Can the data below be echoed back word for word?

* Begin Records for this exercise *

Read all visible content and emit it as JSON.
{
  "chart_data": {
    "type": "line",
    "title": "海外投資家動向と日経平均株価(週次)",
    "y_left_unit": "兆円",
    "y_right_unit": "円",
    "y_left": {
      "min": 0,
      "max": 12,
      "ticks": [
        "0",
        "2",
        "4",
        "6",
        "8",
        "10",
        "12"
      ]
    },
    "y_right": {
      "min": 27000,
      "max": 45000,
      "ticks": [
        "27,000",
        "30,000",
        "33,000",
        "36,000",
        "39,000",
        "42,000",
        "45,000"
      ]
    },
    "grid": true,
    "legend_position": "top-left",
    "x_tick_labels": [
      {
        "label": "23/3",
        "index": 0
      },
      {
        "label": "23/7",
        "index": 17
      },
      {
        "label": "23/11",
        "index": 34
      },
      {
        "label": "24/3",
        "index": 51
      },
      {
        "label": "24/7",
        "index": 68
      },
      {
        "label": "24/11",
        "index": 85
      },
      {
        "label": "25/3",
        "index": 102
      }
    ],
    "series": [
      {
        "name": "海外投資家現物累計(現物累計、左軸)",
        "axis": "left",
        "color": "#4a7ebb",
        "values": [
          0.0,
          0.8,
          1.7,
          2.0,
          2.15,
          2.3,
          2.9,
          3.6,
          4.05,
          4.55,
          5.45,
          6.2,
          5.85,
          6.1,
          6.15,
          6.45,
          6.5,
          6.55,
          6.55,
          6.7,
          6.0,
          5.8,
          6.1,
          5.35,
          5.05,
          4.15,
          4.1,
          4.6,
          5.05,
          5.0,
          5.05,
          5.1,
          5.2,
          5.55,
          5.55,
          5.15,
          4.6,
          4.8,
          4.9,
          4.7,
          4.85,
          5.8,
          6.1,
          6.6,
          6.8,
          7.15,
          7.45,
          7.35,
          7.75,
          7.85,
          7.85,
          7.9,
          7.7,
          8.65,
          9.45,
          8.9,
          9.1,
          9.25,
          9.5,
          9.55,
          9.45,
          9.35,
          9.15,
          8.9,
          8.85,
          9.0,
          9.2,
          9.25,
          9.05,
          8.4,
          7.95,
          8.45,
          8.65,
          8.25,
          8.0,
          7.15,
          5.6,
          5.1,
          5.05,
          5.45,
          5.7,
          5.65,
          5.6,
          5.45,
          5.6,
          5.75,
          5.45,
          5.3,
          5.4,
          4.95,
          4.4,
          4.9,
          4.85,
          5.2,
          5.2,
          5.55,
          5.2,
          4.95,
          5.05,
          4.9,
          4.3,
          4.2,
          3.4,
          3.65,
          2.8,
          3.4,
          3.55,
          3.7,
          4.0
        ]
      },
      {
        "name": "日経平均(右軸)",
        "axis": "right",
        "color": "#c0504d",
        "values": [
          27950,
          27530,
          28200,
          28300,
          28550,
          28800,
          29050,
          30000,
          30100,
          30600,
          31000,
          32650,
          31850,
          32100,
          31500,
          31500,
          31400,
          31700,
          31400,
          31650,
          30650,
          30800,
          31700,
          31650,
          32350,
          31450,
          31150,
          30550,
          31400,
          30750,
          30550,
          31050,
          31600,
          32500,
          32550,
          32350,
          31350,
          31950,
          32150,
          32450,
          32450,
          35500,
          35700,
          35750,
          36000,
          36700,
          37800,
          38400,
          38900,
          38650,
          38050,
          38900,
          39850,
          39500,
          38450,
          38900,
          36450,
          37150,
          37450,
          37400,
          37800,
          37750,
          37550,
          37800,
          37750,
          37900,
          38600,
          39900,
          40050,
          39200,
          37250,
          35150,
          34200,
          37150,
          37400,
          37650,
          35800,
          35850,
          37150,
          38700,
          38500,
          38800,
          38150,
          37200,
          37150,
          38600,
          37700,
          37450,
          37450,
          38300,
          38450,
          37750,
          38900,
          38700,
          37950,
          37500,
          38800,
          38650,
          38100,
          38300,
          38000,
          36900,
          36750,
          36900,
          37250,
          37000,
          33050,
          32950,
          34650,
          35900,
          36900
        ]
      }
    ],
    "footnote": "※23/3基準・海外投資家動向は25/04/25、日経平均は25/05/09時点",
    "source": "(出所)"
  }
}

* End Records for this exercise *

*Answer to this task*:
Read all visible content and emit it as JSON.
{
  "chart_data": {
    "type": "line",
    "title": "海外投資家動向と日経平均株価(週次)",
    "y_left_unit": "兆円",
    "y_right_unit": "円",
    "y_left": {
      "min": 0,
      "max": 12,
      "ticks": [
        "0",
        "2",
        "4",
        "6",
        "8",
        "10",
        "12"
      ]
    },
    "y_right": {
      "min": 27000,
      "max": 45000,
      "ticks": [
        "27,000",
        "30,000",
        "33,000",
        "36,000",
        "39,000",
        "42,000",
        "45,000"
      ]
    },
    "grid": true,
    "legend_position": "top-left",
    "x_tick_labels": [
      {
        "label": "23/3",
        "index": 0
      },
      {
        "label": "23/7",
        "index": 17
      },
      {
        "label": "23/11",
        "index": 34
      },
      {
        "label": "24/3",
        "index": 51
      },
      {
        "label": "24/7",
        "index": 68
      },
      {
        "label": "24/11",
        "index": 85
      },
      {
        "label": "25/3",
        "index": 102
      }
    ],
    "series": [
      {
        "name": "海外投資家現物累計(現物累計、左軸)",
        "axis": "left",
        "color": "#4a7ebb",
        "values": [
          0.0,
          0.8,
          1.7,
          2.0,
          2.15,
          2.3,
          2.9,
          3.6,
          4.05,
          4.55,
          5.45,
          6.2,
          5.85,
          6.1,
          6.15,
          6.45,
          6.5,
          6.55,
          6.55,
          6.7,
          6.0,
          5.8,
          6.1,
          5.35,
          5.05,
          4.15,
          4.1,
          4.6,
          5.05,
          5.0,
          5.05,
          5.1,
          5.2,
          5.55,
          5.55,
          5.15,
          4.6,
          4.8,
          4.9,
          4.7,
          4.85,
          5.8,
          6.1,
          6.6,
          6.8,
          7.15,
          7.45,
          7.35,
          7.75,
          7.85,
          7.85,
          7.9,
          7.7,
          8.65,
          9.45,
          8.9,
          9.1,
          9.25,
          9.5,
          9.55,
          9.45,
          9.35,
          9.15,
          8.9,
          8.85,
          9.0,
          9.2,
          9.25,
          9.05,
          8.4,
          7.95,
          8.45,
          8.65,
          8.25,
          8.0,
          7.15,
          5.6,
          5.1,
          5.05,
          5.45,
          5.7,
          5.65,
          5.6,
          5.45,
          5.6,
          5.75,
          5.45,
          5.3,
          5.4,
          4.95,
          4.4,
          4.9,
          4.85,
          5.2,
          5.2,
          5.55,
          5.2,
          4.95,
          5.05,
          4.9,
          4.3,
          4.2,
          3.4,
          3.65,
          2.8,
          3.4,
          3.55,
          3.7,
          4.0
        ]
      },
      {
        "name": "日経平均(右軸)",
        "axis": "right",
        "color": "#c0504d",
        "values": [
          27950,
          27530,
          28200,
          28300,
          28550,
          28800,
          29050,
          30000,
          30100,
          30600,
          31000,
          32650,
          31850,
          32100,
          31500,
          31500,
          31400,
          31700,
          31400,
          31650,
          30650,
          30800,
          31700,
          31650,
          32350,
          31450,
          31150,
          30550,
          31400,
          30750,
          30550,
          31050,
          31600,
          32500,
          32550,
          32350,
          31350,
          31950,
          32150,
          32450,
          32450,
          35500,
          35700,
          35750,
          36000,
          36700,
          37800,
          38400,
          38900,
          38650,
          38050,
          38900,
          39850,
          39500,
          38450,
          38900,
          36450,
          37150,
          37450,
          37400,
          37800,
          37750,
          37550,
          37800,
          37750,
          37900,
          38600,
          39900,
          40050,
          39200,
          37250,
          35150,
          34200,
          37150,
          37400,
          37650,
          35800,
          35850,
          37150,
          38700,
          38500,
          38800,
          38150,
          37200,
          37150,
          38600,
          37700,
          37450,
          37450,
          38300,
          38450,
          37750,
          38900,
          38700,
          37950,
          37500,
          38800,
          38650,
          38100,
          38300,
          38000,
          36900,
          36750,
          36900,
          37250,
          37000,
          33050,
          32950,
          34650,
          35900,
          36900
        ]
      }
    ],
    "footnote": "※23/3基準・海外投資家動向は25/04/25、日経平均は25/05/09時点",
    "source": "(出所)"
  }
}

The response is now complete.